**AIM OF THE EXERCISE:** Identify each line below containing the string "this" and copy it.

--- start of RECORDS FOR PROCESSING ---

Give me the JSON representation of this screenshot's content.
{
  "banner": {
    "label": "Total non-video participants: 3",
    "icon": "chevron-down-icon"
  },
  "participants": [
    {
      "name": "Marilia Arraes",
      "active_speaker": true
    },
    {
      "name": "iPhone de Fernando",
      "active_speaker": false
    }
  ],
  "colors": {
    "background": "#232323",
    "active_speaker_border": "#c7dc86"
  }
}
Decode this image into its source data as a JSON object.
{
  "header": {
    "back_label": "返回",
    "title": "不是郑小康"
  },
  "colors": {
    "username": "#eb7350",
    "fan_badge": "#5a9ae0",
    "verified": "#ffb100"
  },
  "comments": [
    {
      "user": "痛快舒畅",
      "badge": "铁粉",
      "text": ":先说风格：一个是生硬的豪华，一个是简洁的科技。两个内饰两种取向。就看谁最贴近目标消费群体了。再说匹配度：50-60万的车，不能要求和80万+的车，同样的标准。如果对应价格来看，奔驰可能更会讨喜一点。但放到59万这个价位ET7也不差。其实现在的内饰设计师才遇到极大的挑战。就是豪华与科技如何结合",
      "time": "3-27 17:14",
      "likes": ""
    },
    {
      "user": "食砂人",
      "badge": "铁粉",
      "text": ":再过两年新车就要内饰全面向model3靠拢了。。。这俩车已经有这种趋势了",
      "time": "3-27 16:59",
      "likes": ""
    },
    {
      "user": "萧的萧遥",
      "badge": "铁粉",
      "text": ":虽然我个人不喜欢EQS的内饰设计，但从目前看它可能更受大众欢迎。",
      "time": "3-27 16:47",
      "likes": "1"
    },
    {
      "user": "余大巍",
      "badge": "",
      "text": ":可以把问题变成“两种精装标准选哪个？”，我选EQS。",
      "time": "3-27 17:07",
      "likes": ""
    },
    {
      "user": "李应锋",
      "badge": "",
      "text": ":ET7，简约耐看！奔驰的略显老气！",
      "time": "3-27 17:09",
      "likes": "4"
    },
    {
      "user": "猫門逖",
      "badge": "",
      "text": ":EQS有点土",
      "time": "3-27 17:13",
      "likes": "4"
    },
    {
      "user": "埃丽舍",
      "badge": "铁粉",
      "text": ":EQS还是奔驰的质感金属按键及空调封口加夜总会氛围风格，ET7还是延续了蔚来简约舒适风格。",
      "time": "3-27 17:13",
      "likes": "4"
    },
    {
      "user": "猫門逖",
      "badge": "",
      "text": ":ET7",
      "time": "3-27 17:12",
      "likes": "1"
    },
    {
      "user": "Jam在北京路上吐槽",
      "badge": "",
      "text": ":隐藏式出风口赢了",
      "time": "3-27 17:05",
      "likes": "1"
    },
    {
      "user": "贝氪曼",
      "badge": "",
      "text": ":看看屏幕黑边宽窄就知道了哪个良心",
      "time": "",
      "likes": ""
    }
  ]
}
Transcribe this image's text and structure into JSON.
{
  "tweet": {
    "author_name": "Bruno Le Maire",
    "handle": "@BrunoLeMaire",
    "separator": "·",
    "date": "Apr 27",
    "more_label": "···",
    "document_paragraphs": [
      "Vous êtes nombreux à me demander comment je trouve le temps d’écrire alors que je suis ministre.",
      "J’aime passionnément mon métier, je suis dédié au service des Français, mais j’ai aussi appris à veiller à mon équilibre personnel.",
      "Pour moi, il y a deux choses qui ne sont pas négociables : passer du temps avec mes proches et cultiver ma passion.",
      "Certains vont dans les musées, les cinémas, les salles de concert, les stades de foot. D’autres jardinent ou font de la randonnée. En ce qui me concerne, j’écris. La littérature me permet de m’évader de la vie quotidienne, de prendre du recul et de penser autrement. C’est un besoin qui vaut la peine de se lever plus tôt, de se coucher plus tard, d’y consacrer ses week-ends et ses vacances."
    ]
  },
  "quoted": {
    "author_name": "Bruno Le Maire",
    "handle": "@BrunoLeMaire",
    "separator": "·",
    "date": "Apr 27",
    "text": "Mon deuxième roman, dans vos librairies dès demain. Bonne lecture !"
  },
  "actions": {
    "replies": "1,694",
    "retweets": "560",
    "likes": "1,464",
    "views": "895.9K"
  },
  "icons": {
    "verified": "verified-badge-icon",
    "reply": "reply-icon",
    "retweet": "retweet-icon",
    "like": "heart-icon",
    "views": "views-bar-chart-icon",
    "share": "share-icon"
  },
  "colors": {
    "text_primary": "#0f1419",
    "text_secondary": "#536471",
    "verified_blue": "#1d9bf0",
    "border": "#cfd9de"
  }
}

--- end of RECORDS FOR PROCESSING ---
--- start of RECORDS FOR PROCESSING ---

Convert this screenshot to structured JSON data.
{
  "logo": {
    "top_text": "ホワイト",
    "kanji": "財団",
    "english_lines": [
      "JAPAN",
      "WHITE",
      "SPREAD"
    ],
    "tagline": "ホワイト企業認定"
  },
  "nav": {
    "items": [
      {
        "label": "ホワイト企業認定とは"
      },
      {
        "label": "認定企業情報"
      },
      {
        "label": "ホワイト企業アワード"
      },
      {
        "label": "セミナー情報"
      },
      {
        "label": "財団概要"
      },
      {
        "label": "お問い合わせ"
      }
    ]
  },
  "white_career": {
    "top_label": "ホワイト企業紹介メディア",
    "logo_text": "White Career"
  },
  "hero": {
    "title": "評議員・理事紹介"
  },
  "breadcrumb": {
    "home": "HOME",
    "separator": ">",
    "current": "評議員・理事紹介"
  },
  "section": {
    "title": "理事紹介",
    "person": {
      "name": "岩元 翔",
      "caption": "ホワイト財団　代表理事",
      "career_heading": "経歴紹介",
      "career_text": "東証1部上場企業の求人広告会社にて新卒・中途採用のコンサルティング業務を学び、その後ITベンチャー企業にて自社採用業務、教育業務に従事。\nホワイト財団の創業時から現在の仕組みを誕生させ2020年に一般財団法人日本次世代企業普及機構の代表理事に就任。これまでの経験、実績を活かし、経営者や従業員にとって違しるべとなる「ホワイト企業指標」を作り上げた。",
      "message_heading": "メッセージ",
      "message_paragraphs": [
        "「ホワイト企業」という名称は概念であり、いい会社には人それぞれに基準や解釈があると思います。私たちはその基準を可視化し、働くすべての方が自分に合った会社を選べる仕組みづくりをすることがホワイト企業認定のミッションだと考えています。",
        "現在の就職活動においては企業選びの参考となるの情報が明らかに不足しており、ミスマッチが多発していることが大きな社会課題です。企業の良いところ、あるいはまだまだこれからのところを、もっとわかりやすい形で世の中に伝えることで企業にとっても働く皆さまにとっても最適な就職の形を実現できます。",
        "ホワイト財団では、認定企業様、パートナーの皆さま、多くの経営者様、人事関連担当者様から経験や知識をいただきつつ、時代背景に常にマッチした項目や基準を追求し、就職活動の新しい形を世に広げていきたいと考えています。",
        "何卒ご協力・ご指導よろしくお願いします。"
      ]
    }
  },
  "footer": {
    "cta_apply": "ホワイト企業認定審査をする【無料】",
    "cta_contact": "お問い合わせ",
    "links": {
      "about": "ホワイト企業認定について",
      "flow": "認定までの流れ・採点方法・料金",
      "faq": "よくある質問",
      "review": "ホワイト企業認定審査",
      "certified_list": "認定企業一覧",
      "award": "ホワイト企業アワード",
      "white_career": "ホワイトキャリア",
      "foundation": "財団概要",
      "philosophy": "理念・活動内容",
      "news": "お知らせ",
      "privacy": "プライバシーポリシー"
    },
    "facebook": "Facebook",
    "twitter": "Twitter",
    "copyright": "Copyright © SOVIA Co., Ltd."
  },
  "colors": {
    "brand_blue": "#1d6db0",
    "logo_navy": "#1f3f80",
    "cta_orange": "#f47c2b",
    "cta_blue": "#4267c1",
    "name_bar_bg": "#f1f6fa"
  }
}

--- end of RECORDS FOR PROCESSING ---

**EXERCISE RESPONSE:**
Give me the JSON representation of this screenshot's content.
Decode this image into its source data as a JSON object.
Transcribe this image's text and structure into JSON.
Convert this screenshot to structured JSON data.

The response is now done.